___ Supplied records

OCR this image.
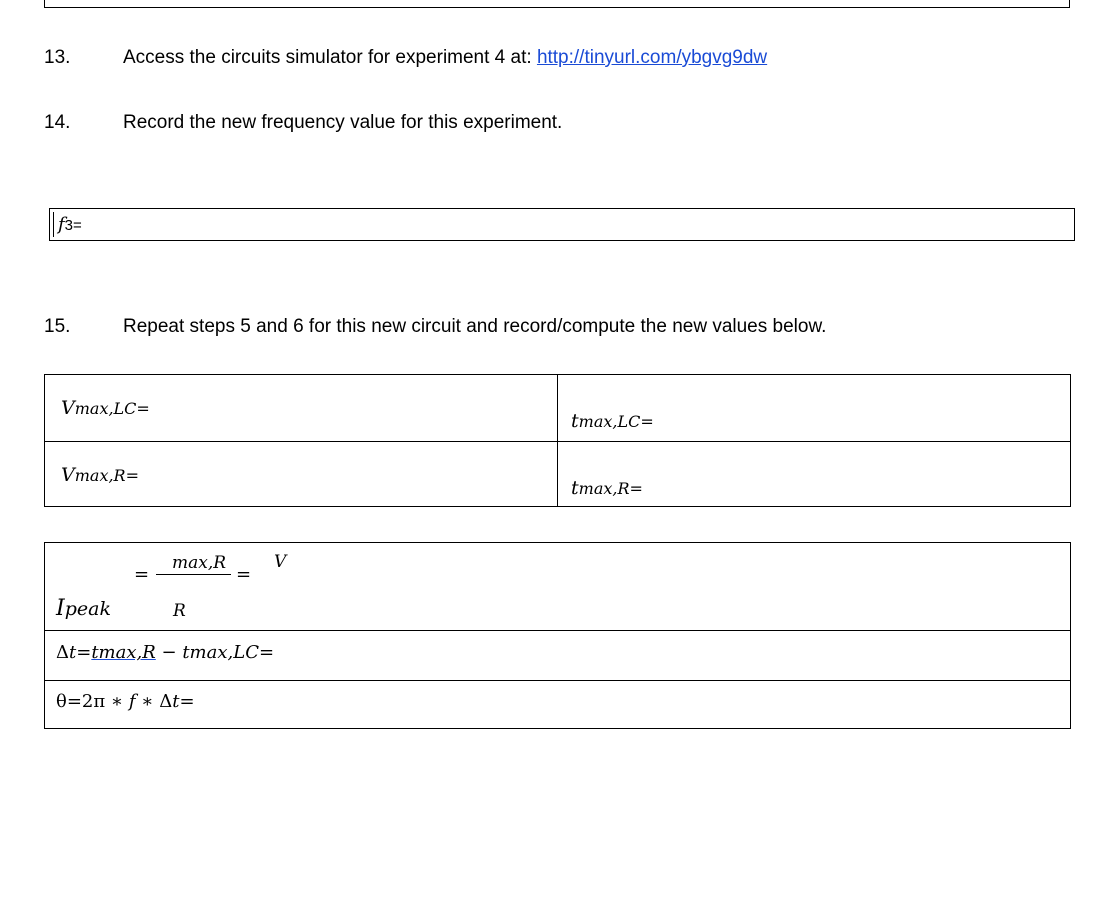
13.	Access the circuits simulator for experiment 4 at: http://tinyurl.com/ybgvg9dw
14.	Record the new frequency value for this experiment.
f3=
15.	Repeat steps 5 and 6 for this new circuit and record/compute the new values below.
Vmax,LC=	tmax,LC=

Vmax,R=	tmax,R=
=
max,R
=
V
Ipeak	R
Δt=tmax,R − tmax,LC=
θ=2π ∗ f ∗ Δt=
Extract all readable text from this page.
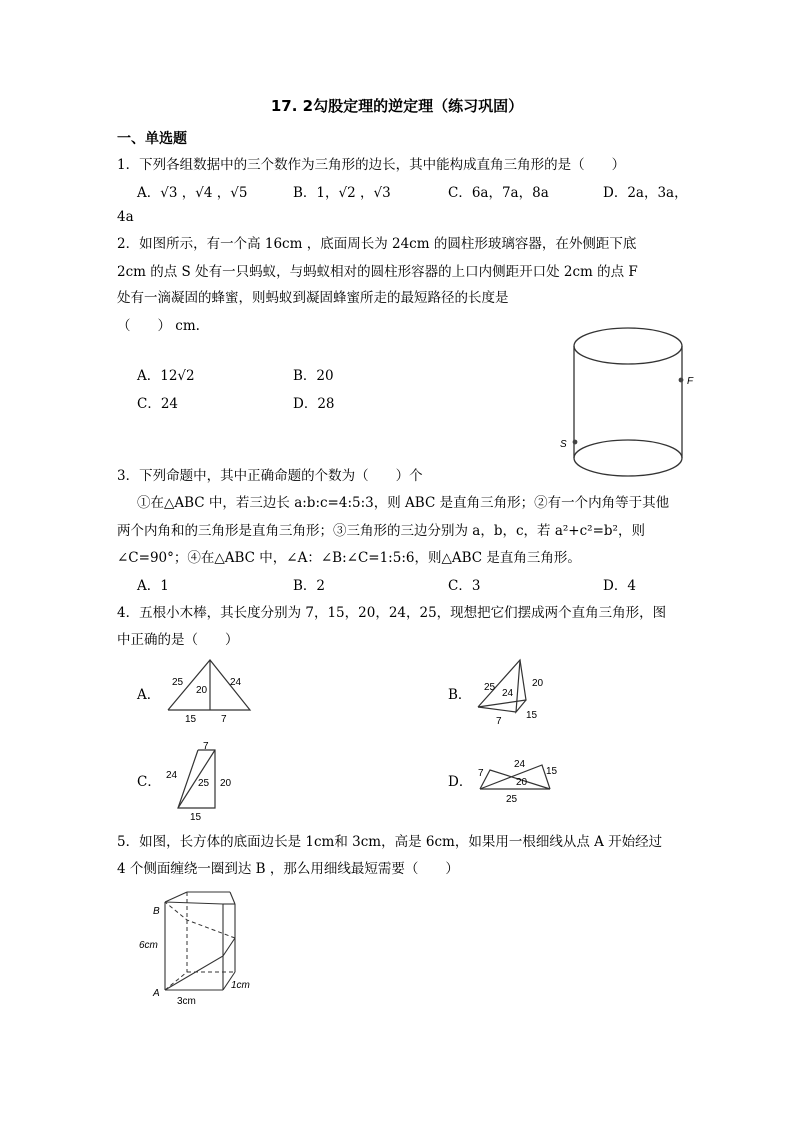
17. 2勾股定理的逆定理（练习巩固）
一、单选题
1．下列各组数据中的三个数作为三角形的边长，其中能构成直角三角形的是（　　）
A．√3 ，√4 ，√5	B．1，√2 ，√3	C．6a，7a，8a	D．2a，3a，
4a
2．如图所示，有一个高 16cm ，底面周长为 24cm 的圆柱形玻璃容器，在外侧距下底
2cm 的点 S 处有一只蚂蚁，与蚂蚁相对的圆柱形容器的上口内侧距开口处 2cm 的点 F
处有一滴凝固的蜂蜜，则蚂蚁到凝固蜂蜜所走的最短路径的长度是
（　　） cm.
A．12√2	B．20
C．24	D．28
F
S
3．下列命题中，其中正确命题的个数为（　　）个
①在△ABC 中，若三边长 a:b:c=4:5:3，则 ABC 是直角三角形；②有一个内角等于其他
两个内角和的三角形是直角三角形；③三角形的三边分别为 a，b，c，若 a²+c²=b²，则
∠C=90°；④在△ABC 中，∠A：∠B:∠C=1:5:6，则△ABC 是直角三角形。
A．1	B．2	C．3	D．4
4．五根小木棒，其长度分别为 7，15，20，24，25，现想把它们摆成两个直角三角形，图
中正确的是（　　）
A．
25	24
20
15 7
B． 25
24
20
7
15
C．
7
24
25 20
15
D．
7
24
15
20
25
5．如图，长方体的底面边长是 1cm和 3cm，高是 6cm，如果用一根细线从点 A 开始经过
4 个侧面缠绕一圈到达 B ，那么用细线最短需要（　　）
B
A
6cm
1cm
3cm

______

• Instructions to follow
Copy every single line of the material above that holds "tmax".

• Result for this exercise
Vmax,LC=	tmax,LC=
Vmax,R=	tmax,R=
Δt=tmax,R − tmax,LC=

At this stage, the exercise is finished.